**** Information shown ****
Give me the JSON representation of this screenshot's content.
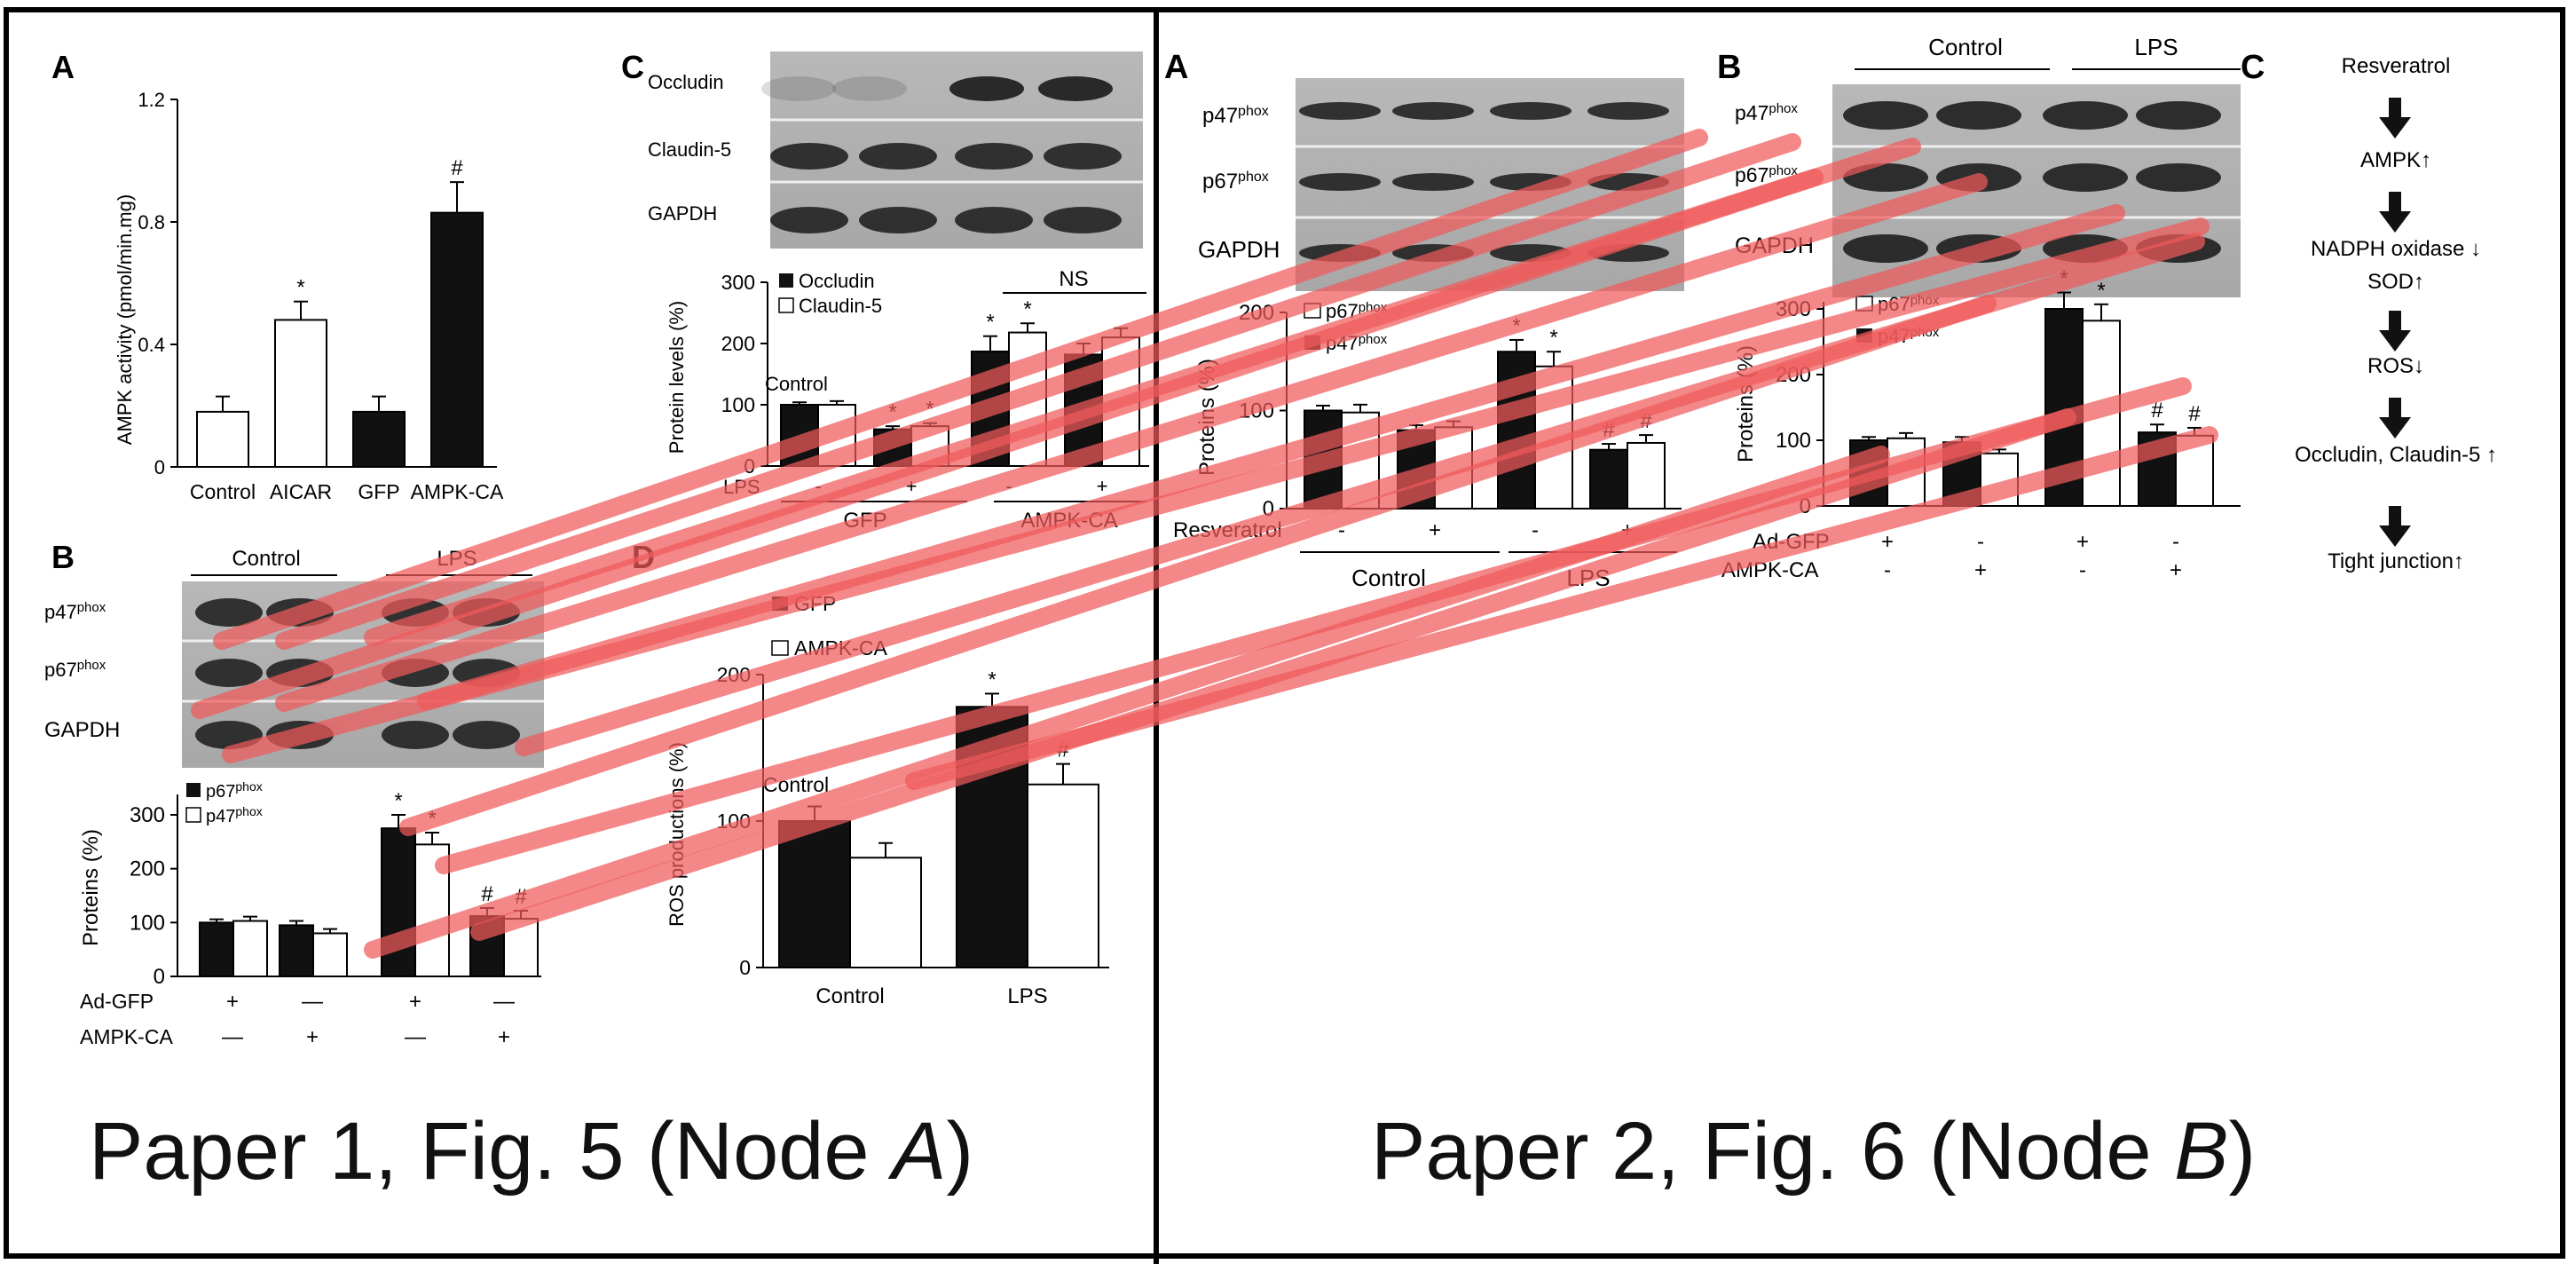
{
  "caption_left": {
    "prefix": "Paper 1, Fig. 5 (Node ",
    "node": "A",
    "suffix": ")"
  },
  "caption_right": {
    "prefix": "Paper 2, Fig. 6 (Node ",
    "node": "B",
    "suffix": ")"
  },
  "colors": {
    "overlay": "#f05a5a",
    "black_bar": "#111111",
    "white_bar": "#ffffff"
  },
  "p1": {
    "A": {
      "label": "A",
      "ylabel": "AMPK activity (pmol/min.mg)",
      "yticks": [
        "0",
        "0.4",
        "0.8",
        "1.2"
      ],
      "categories": [
        "Control",
        "AICAR",
        "GFP",
        "AMPK-CA"
      ],
      "marks": [
        "",
        "*",
        "",
        "#"
      ]
    },
    "B": {
      "label": "B",
      "groups": [
        "Control",
        "LPS"
      ],
      "blot_labels": [
        "p47",
        "p67",
        "GAPDH"
      ],
      "sup": "phox",
      "legend": [
        "p67",
        "p47"
      ],
      "ylabel": "Proteins (%)",
      "yticks": [
        "0",
        "100",
        "200",
        "300"
      ],
      "row1_label": "Ad-GFP",
      "row1": [
        "+",
        "—",
        "+",
        "—"
      ],
      "row2_label": "AMPK-CA",
      "row2": [
        "—",
        "+",
        "—",
        "+"
      ],
      "marks_black": [
        "",
        "",
        "*",
        "#"
      ],
      "marks_white": [
        "",
        "",
        "*",
        "#"
      ]
    },
    "C": {
      "label": "C",
      "blot_labels": [
        "Occludin",
        "Claudin-5",
        "GAPDH"
      ],
      "legend": [
        "Occludin",
        "Claudin-5"
      ],
      "ylabel": "Protein levels (%)",
      "yticks": [
        "0",
        "100",
        "200",
        "300"
      ],
      "ns": "NS",
      "control": "Control",
      "lps": "LPS",
      "signs": [
        "-",
        "+",
        "-",
        "+"
      ],
      "groups": [
        "GFP",
        "AMPK-CA"
      ],
      "marks_black": [
        "",
        "*",
        "*",
        ""
      ],
      "marks_white": [
        "",
        "*",
        "*",
        ""
      ]
    },
    "D": {
      "label": "D",
      "legend": [
        "GFP",
        "AMPK-CA"
      ],
      "ylabel": "ROS productions (%)",
      "yticks": [
        "0",
        "100",
        "200"
      ],
      "categories": [
        "Control",
        "LPS"
      ],
      "control": "Control",
      "marks_black": [
        "",
        "*"
      ],
      "marks_white": [
        "",
        "#"
      ]
    }
  },
  "p2": {
    "A": {
      "label": "A",
      "blot_labels": [
        "p47",
        "p67",
        "GAPDH"
      ],
      "sup": "phox",
      "legend": [
        "p67",
        "p47"
      ],
      "ylabel": "Proteins (%)",
      "yticks": [
        "0",
        "100",
        "200"
      ],
      "row_label": "Resveratrol",
      "signs": [
        "-",
        "+",
        "-",
        "+"
      ],
      "groups": [
        "Control",
        "LPS"
      ],
      "marks_black": [
        "",
        "",
        "*",
        "#"
      ],
      "marks_white": [
        "",
        "",
        "*",
        "#"
      ]
    },
    "B": {
      "label": "B",
      "groups": [
        "Control",
        "LPS"
      ],
      "blot_labels": [
        "p47",
        "p67",
        "GAPDH"
      ],
      "sup": "phox",
      "legend": [
        "p67",
        "p47"
      ],
      "ylabel": "Proteins (%)",
      "yticks": [
        "0",
        "100",
        "200",
        "300"
      ],
      "row1_label": "Ad-GFP",
      "row1": [
        "+",
        "-",
        "+",
        "-"
      ],
      "row2_label": "AMPK-CA",
      "row2": [
        "-",
        "+",
        "-",
        "+"
      ],
      "marks_black": [
        "",
        "",
        "*",
        "#"
      ],
      "marks_white": [
        "",
        "",
        "*",
        "#"
      ]
    },
    "C": {
      "label": "C",
      "steps": [
        "Resveratrol",
        "AMPK↑",
        "NADPH oxidase ↓",
        "SOD↑",
        "ROS↓",
        "Occludin, Claudin-5 ↑",
        "Tight junction↑"
      ]
    }
  },
  "chart_data": [
    {
      "type": "bar",
      "ylabel": "AMPK activity (pmol/min.mg)",
      "ylim": [
        0,
        1.2
      ],
      "categories": [
        "Control",
        "AICAR",
        "GFP",
        "AMPK-CA"
      ],
      "values": [
        0.18,
        0.48,
        0.18,
        0.83
      ],
      "errors": [
        0.05,
        0.06,
        0.05,
        0.1
      ]
    },
    {
      "type": "bar",
      "ylabel": "Proteins (%)",
      "ylim": [
        0,
        300
      ],
      "series": [
        {
          "name": "p67phox",
          "values": [
            100,
            95,
            275,
            112
          ],
          "errors": [
            6,
            8,
            25,
            15
          ]
        },
        {
          "name": "p47phox",
          "values": [
            103,
            80,
            245,
            107
          ],
          "errors": [
            8,
            8,
            22,
            15
          ]
        }
      ]
    },
    {
      "type": "bar",
      "ylabel": "Protein levels (%)",
      "ylim": [
        0,
        300
      ],
      "series": [
        {
          "name": "Occludin",
          "values": [
            100,
            60,
            187,
            182
          ],
          "errors": [
            4,
            5,
            25,
            18
          ]
        },
        {
          "name": "Claudin-5",
          "values": [
            100,
            65,
            218,
            210
          ],
          "errors": [
            6,
            5,
            15,
            15
          ]
        }
      ]
    },
    {
      "type": "bar",
      "ylabel": "ROS productions (%)",
      "ylim": [
        0,
        200
      ],
      "categories": [
        "Control",
        "LPS"
      ],
      "series": [
        {
          "name": "GFP",
          "values": [
            100,
            178
          ],
          "errors": [
            10,
            9
          ]
        },
        {
          "name": "AMPK-CA",
          "values": [
            75,
            125
          ],
          "errors": [
            10,
            14
          ]
        }
      ]
    },
    {
      "type": "bar",
      "ylabel": "Proteins (%)",
      "ylim": [
        0,
        200
      ],
      "series": [
        {
          "name": "p47phox",
          "values": [
            100,
            80,
            160,
            60
          ],
          "errors": [
            5,
            5,
            12,
            6
          ]
        },
        {
          "name": "p67phox",
          "values": [
            98,
            83,
            145,
            67
          ],
          "errors": [
            8,
            6,
            15,
            8
          ]
        }
      ]
    },
    {
      "type": "bar",
      "ylabel": "Proteins (%)",
      "ylim": [
        0,
        300
      ],
      "series": [
        {
          "name": "p47phox",
          "values": [
            100,
            97,
            300,
            112
          ],
          "errors": [
            5,
            8,
            25,
            12
          ]
        },
        {
          "name": "p67phox",
          "values": [
            103,
            80,
            282,
            107
          ],
          "errors": [
            8,
            6,
            25,
            12
          ]
        }
      ]
    }
  ]
}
****
How to complete this task
Would you retype each line above exactly and skip every image?

Exercise output
Give me the JSON representation of this screenshot's content.
{
  "caption_left": {
    "prefix": "Paper 1, Fig. 5 (Node ",
    "node": "A",
    "suffix": ")"
  },
  "caption_right": {
    "prefix": "Paper 2, Fig. 6 (Node ",
    "node": "B",
    "suffix": ")"
  },
  "colors": {
    "overlay": "#f05a5a",
    "black_bar": "#111111",
    "white_bar": "#ffffff"
  },
  "p1": {
    "A": {
      "label": "A",
      "ylabel": "AMPK activity (pmol/min.mg)",
      "yticks": [
        "0",
        "0.4",
        "0.8",
        "1.2"
      ],
      "categories": [
        "Control",
        "AICAR",
        "GFP",
        "AMPK-CA"
      ],
      "marks": [
        "",
        "*",
        "",
        "#"
      ]
    },
    "B": {
      "label": "B",
      "groups": [
        "Control",
        "LPS"
      ],
      "blot_labels": [
        "p47",
        "p67",
        "GAPDH"
      ],
      "sup": "phox",
      "legend": [
        "p67",
        "p47"
      ],
      "ylabel": "Proteins (%)",
      "yticks": [
        "0",
        "100",
        "200",
        "300"
      ],
      "row1_label": "Ad-GFP",
      "row1": [
        "+",
        "—",
        "+",
        "—"
      ],
      "row2_label": "AMPK-CA",
      "row2": [
        "—",
        "+",
        "—",
        "+"
      ],
      "marks_black": [
        "",
        "",
        "*",
        "#"
      ],
      "marks_white": [
        "",
        "",
        "*",
        "#"
      ]
    },
    "C": {
      "label": "C",
      "blot_labels": [
        "Occludin",
        "Claudin-5",
        "GAPDH"
      ],
      "legend": [
        "Occludin",
        "Claudin-5"
      ],
      "ylabel": "Protein levels (%)",
      "yticks": [
        "0",
        "100",
        "200",
        "300"
      ],
      "ns": "NS",
      "control": "Control",
      "lps": "LPS",
      "signs": [
        "-",
        "+",
        "-",
        "+"
      ],
      "groups": [
        "GFP",
        "AMPK-CA"
      ],
      "marks_black": [
        "",
        "*",
        "*",
        ""
      ],
      "marks_white": [
        "",
        "*",
        "*",
        ""
      ]
    },
    "D": {
      "label": "D",
      "legend": [
        "GFP",
        "AMPK-CA"
      ],
      "ylabel": "ROS productions (%)",
      "yticks": [
        "0",
        "100",
        "200"
      ],
      "categories": [
        "Control",
        "LPS"
      ],
      "control": "Control",
      "marks_black": [
        "",
        "*"
      ],
      "marks_white": [
        "",
        "#"
      ]
    }
  },
  "p2": {
    "A": {
      "label": "A",
      "blot_labels": [
        "p47",
        "p67",
        "GAPDH"
      ],
      "sup": "phox",
      "legend": [
        "p67",
        "p47"
      ],
      "ylabel": "Proteins (%)",
      "yticks": [
        "0",
        "100",
        "200"
      ],
      "row_label": "Resveratrol",
      "signs": [
        "-",
        "+",
        "-",
        "+"
      ],
      "groups": [
        "Control",
        "LPS"
      ],
      "marks_black": [
        "",
        "",
        "*",
        "#"
      ],
      "marks_white": [
        "",
        "",
        "*",
        "#"
      ]
    },
    "B": {
      "label": "B",
      "groups": [
        "Control",
        "LPS"
      ],
      "blot_labels": [
        "p47",
        "p67",
        "GAPDH"
      ],
      "sup": "phox",
      "legend": [
        "p67",
        "p47"
      ],
      "ylabel": "Proteins (%)",
      "yticks": [
        "0",
        "100",
        "200",
        "300"
      ],
      "row1_label": "Ad-GFP",
      "row1": [
        "+",
        "-",
        "+",
        "-"
      ],
      "row2_label": "AMPK-CA",
      "row2": [
        "-",
        "+",
        "-",
        "+"
      ],
      "marks_black": [
        "",
        "",
        "*",
        "#"
      ],
      "marks_white": [
        "",
        "",
        "*",
        "#"
      ]
    },
    "C": {
      "label": "C",
      "steps": [
        "Resveratrol",
        "AMPK↑",
        "NADPH oxidase ↓",
        "SOD↑",
        "ROS↓",
        "Occludin, Claudin-5 ↑",
        "Tight junction↑"
      ]
    }
  },
  "chart_data": [
    {
      "type": "bar",
      "ylabel": "AMPK activity (pmol/min.mg)",
      "ylim": [
        0,
        1.2
      ],
      "categories": [
        "Control",
        "AICAR",
        "GFP",
        "AMPK-CA"
      ],
      "values": [
        0.18,
        0.48,
        0.18,
        0.83
      ],
      "errors": [
        0.05,
        0.06,
        0.05,
        0.1
      ]
    },
    {
      "type": "bar",
      "ylabel": "Proteins (%)",
      "ylim": [
        0,
        300
      ],
      "series": [
        {
          "name": "p67phox",
          "values": [
            100,
            95,
            275,
            112
          ],
          "errors": [
            6,
            8,
            25,
            15
          ]
        },
        {
          "name": "p47phox",
          "values": [
            103,
            80,
            245,
            107
          ],
          "errors": [
            8,
            8,
            22,
            15
          ]
        }
      ]
    },
    {
      "type": "bar",
      "ylabel": "Protein levels (%)",
      "ylim": [
        0,
        300
      ],
      "series": [
        {
          "name": "Occludin",
          "values": [
            100,
            60,
            187,
            182
          ],
          "errors": [
            4,
            5,
            25,
            18
          ]
        },
        {
          "name": "Claudin-5",
          "values": [
            100,
            65,
            218,
            210
          ],
          "errors": [
            6,
            5,
            15,
            15
          ]
        }
      ]
    },
    {
      "type": "bar",
      "ylabel": "ROS productions (%)",
      "ylim": [
        0,
        200
      ],
      "categories": [
        "Control",
        "LPS"
      ],
      "series": [
        {
          "name": "GFP",
          "values": [
            100,
            178
          ],
          "errors": [
            10,
            9
          ]
        },
        {
          "name": "AMPK-CA",
          "values": [
            75,
            125
          ],
          "errors": [
            10,
            14
          ]
        }
      ]
    },
    {
      "type": "bar",
      "ylabel": "Proteins (%)",
      "ylim": [
        0,
        200
      ],
      "series": [
        {
          "name": "p47phox",
          "values": [
            100,
            80,
            160,
            60
          ],
          "errors": [
            5,
            5,
            12,
            6
          ]
        },
        {
          "name": "p67phox",
          "values": [
            98,
            83,
            145,
            67
          ],
          "errors": [
            8,
            6,
            15,
            8
          ]
        }
      ]
    },
    {
      "type": "bar",
      "ylabel": "Proteins (%)",
      "ylim": [
        0,
        300
      ],
      "series": [
        {
          "name": "p47phox",
          "values": [
            100,
            97,
            300,
            112
          ],
          "errors": [
            5,
            8,
            25,
            12
          ]
        },
        {
          "name": "p67phox",
          "values": [
            103,
            80,
            282,
            107
          ],
          "errors": [
            8,
            6,
            25,
            12
          ]
        }
      ]
    }
  ]
}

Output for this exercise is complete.